_Data supplied:_
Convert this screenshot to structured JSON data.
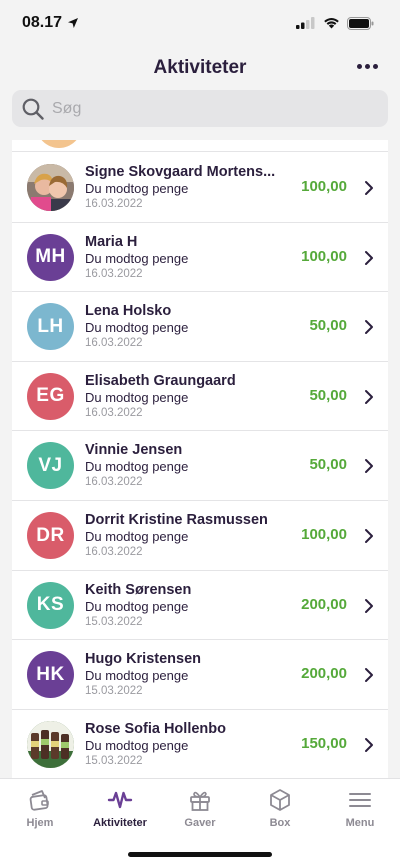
{
  "status": {
    "time": "08.17"
  },
  "header": {
    "title": "Aktiviteter"
  },
  "search": {
    "placeholder": "Søg"
  },
  "colors": {
    "amount": "#55a93a",
    "purple": "#6a3f95",
    "teal": "#4fb79c",
    "blue": "#7cb7cf",
    "red": "#d95c6a"
  },
  "activities": [
    {
      "name": "Signe Skovgaard Mortens...",
      "initials": "",
      "avatar_color": "#8b7a70",
      "photo": true,
      "photo_kind": "portrait",
      "description": "Du modtog penge",
      "date": "16.03.2022",
      "amount": "100,00"
    },
    {
      "name": "Maria H",
      "initials": "MH",
      "avatar_color": "#6a3f95",
      "photo": false,
      "description": "Du modtog penge",
      "date": "16.03.2022",
      "amount": "100,00"
    },
    {
      "name": "Lena Holsko",
      "initials": "LH",
      "avatar_color": "#7cb7cf",
      "photo": false,
      "description": "Du modtog penge",
      "date": "16.03.2022",
      "amount": "50,00"
    },
    {
      "name": "Elisabeth Graungaard",
      "initials": "EG",
      "avatar_color": "#d95c6a",
      "photo": false,
      "description": "Du modtog penge",
      "date": "16.03.2022",
      "amount": "50,00"
    },
    {
      "name": "Vinnie Jensen",
      "initials": "VJ",
      "avatar_color": "#4fb79c",
      "photo": false,
      "description": "Du modtog penge",
      "date": "16.03.2022",
      "amount": "50,00"
    },
    {
      "name": "Dorrit Kristine Rasmussen",
      "initials": "DR",
      "avatar_color": "#d95c6a",
      "photo": false,
      "description": "Du modtog penge",
      "date": "16.03.2022",
      "amount": "100,00"
    },
    {
      "name": "Keith Sørensen",
      "initials": "KS",
      "avatar_color": "#4fb79c",
      "photo": false,
      "description": "Du modtog penge",
      "date": "15.03.2022",
      "amount": "200,00"
    },
    {
      "name": "Hugo Kristensen",
      "initials": "HK",
      "avatar_color": "#6a3f95",
      "photo": false,
      "description": "Du modtog penge",
      "date": "15.03.2022",
      "amount": "200,00"
    },
    {
      "name": "Rose Sofia Hollenbo",
      "initials": "",
      "avatar_color": "#3f6b3a",
      "photo": true,
      "photo_kind": "bottles",
      "description": "Du modtog penge",
      "date": "15.03.2022",
      "amount": "150,00"
    }
  ],
  "tabs": [
    {
      "label": "Hjem",
      "icon": "wallet-icon",
      "active": false
    },
    {
      "label": "Aktiviteter",
      "icon": "activity-wave-icon",
      "active": true
    },
    {
      "label": "Gaver",
      "icon": "gift-icon",
      "active": false
    },
    {
      "label": "Box",
      "icon": "box-icon",
      "active": false
    },
    {
      "label": "Menu",
      "icon": "menu-icon",
      "active": false
    }
  ]
}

_Exercise instructions:_
Copy out the lines that hold "label".

_Result for this task:_
      "label": "Hjem",
      "label": "Aktiviteter",
      "label": "Gaver",
      "label": "Box",
      "label": "Menu",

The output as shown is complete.